> EXERCISE BRIEF
Show every line of the records below that contains the word "xlabel".

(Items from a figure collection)

::::

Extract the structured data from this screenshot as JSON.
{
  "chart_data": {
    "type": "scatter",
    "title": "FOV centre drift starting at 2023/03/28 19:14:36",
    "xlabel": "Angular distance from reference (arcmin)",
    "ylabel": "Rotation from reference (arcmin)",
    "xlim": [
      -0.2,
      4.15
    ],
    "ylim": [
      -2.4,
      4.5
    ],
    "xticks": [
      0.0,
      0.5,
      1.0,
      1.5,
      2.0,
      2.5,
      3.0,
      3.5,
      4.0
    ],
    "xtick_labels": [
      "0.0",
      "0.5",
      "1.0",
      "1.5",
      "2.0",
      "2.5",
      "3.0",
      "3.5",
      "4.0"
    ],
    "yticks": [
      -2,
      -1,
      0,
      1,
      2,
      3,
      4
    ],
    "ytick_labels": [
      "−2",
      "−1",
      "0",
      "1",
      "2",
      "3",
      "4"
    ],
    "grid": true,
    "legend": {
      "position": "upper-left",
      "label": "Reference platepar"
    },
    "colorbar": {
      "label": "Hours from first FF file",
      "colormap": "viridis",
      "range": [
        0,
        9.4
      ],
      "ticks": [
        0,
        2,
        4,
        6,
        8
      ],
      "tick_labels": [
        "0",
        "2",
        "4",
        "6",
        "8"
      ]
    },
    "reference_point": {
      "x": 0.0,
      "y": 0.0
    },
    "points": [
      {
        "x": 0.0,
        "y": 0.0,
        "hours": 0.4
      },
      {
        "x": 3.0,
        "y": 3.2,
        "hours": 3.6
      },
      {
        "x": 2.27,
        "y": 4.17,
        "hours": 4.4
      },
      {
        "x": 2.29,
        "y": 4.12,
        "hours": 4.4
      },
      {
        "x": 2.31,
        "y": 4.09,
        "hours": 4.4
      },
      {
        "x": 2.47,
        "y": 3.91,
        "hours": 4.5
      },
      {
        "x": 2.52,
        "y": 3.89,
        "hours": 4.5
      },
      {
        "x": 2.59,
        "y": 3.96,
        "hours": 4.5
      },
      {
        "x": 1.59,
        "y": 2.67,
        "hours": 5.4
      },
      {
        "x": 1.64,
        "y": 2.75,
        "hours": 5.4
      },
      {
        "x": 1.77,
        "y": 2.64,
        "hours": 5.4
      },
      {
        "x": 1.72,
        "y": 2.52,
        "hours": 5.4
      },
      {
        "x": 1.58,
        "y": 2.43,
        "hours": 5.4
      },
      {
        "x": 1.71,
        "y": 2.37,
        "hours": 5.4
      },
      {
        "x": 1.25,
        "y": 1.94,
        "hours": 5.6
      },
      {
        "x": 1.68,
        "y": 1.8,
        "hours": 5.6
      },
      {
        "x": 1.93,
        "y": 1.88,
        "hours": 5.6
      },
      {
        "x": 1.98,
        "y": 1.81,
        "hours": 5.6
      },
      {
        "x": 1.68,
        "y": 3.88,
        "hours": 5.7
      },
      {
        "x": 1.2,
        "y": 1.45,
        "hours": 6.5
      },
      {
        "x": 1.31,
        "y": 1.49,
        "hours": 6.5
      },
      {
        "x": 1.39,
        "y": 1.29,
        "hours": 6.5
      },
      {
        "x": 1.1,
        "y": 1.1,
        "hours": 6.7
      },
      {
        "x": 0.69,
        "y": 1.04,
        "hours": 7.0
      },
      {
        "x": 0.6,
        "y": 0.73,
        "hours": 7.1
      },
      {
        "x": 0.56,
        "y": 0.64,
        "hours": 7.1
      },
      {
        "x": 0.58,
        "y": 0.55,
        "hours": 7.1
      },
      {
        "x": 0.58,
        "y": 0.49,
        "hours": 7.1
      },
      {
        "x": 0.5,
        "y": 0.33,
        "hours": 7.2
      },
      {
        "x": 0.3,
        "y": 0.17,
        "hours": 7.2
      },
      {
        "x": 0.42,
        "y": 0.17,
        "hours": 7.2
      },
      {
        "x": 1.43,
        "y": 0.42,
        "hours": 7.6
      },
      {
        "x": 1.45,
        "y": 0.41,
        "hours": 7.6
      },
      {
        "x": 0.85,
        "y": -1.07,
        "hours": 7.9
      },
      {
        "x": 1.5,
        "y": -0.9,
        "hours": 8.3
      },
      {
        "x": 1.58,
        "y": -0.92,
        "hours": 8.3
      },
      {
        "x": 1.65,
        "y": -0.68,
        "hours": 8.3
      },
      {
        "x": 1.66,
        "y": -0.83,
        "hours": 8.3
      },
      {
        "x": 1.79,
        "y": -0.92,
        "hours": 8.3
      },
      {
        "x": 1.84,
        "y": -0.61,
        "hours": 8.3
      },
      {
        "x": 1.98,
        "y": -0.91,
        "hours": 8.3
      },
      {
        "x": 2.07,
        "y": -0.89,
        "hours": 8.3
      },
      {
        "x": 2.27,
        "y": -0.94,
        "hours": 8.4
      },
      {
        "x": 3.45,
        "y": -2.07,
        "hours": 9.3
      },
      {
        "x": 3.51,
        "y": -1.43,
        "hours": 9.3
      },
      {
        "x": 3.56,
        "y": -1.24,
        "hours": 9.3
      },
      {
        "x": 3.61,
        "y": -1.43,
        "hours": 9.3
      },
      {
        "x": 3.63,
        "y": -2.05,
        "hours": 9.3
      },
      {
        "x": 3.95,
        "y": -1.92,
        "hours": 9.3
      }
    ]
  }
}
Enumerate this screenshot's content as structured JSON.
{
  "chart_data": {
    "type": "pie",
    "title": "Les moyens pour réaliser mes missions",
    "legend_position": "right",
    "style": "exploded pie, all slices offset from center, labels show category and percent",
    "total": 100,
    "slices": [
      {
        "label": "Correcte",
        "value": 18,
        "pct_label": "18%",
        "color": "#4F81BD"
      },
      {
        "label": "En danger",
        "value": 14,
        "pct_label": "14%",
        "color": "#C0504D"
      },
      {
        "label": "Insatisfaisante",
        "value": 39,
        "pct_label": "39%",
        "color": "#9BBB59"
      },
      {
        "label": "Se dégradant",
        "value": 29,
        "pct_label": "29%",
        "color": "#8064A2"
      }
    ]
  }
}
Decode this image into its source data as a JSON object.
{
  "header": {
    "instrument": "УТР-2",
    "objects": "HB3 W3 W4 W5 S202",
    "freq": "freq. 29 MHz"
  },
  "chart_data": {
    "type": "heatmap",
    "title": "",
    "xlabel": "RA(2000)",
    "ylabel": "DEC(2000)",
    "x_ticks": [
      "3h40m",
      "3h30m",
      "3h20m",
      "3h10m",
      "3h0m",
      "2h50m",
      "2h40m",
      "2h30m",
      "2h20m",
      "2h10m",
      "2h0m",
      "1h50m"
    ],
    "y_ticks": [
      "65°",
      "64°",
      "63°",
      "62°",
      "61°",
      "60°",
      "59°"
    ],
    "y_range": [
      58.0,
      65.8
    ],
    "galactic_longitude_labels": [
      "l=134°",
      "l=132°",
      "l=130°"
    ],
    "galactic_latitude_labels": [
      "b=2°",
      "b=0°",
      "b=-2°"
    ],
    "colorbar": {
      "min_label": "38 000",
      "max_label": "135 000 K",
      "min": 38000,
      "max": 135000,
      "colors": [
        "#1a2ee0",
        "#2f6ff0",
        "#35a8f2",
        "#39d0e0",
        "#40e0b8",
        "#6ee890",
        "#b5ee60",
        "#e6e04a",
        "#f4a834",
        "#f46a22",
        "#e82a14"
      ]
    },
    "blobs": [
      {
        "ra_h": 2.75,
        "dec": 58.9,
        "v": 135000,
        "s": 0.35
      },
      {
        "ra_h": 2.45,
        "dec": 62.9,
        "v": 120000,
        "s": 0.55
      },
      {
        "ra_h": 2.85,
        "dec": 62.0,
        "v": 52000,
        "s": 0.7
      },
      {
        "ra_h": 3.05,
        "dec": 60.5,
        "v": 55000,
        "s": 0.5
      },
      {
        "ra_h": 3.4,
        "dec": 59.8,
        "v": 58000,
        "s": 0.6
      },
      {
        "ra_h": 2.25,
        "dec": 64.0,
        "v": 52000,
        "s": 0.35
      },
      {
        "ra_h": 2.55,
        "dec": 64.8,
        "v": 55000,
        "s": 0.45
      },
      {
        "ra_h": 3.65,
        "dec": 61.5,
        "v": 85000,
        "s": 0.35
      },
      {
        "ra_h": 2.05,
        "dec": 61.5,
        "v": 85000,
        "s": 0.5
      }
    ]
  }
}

::::

> FINISHED EXERCISE
    "xlabel": "Angular distance from reference (arcmin)",
    "xlabel": "RA(2000)",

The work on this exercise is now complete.